── RECORD LIST
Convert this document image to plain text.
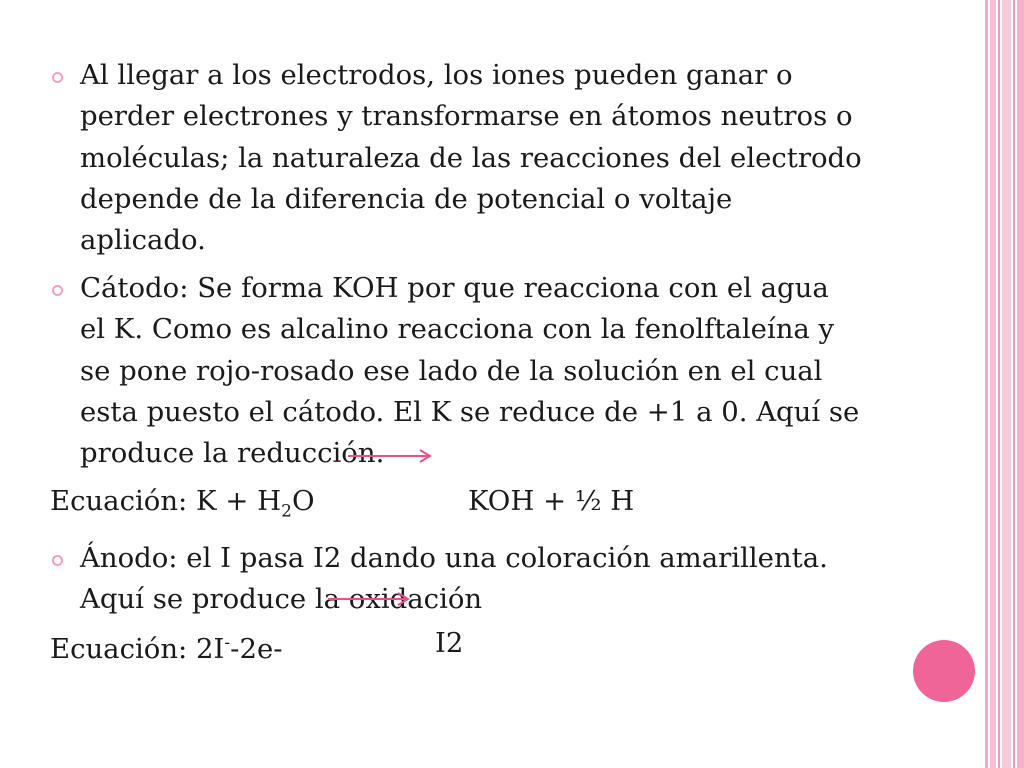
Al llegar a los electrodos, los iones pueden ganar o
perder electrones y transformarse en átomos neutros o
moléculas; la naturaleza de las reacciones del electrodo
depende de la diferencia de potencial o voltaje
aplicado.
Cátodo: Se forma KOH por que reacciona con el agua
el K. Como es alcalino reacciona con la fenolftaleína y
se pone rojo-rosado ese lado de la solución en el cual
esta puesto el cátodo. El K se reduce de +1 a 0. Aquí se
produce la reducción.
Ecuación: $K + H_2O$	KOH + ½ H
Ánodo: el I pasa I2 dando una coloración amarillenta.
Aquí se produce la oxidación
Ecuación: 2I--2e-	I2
────
§ EXERCISE OBJECTIVE: All the lines above are to be given again exactly as they read, with the pictures removed.

§ WORKED SOLUTION:
Convert this document image to plain text.
Al llegar a los electrodos, los iones pueden ganar o
perder electrones y transformarse en átomos neutros o
moléculas; la naturaleza de las reacciones del electrodo
depende de la diferencia de potencial o voltaje
aplicado.
Cátodo: Se forma KOH por que reacciona con el agua
el K. Como es alcalino reacciona con la fenolftaleína y
se pone rojo-rosado ese lado de la solución en el cual
esta puesto el cátodo. El K se reduce de +1 a 0. Aquí se
produce la reducción.
Ecuación: $K + H_2O$	KOH + ½ H
Ánodo: el I pasa I2 dando una coloración amarillenta.
Aquí se produce la oxidación
Ecuación: 2I--2e-	I2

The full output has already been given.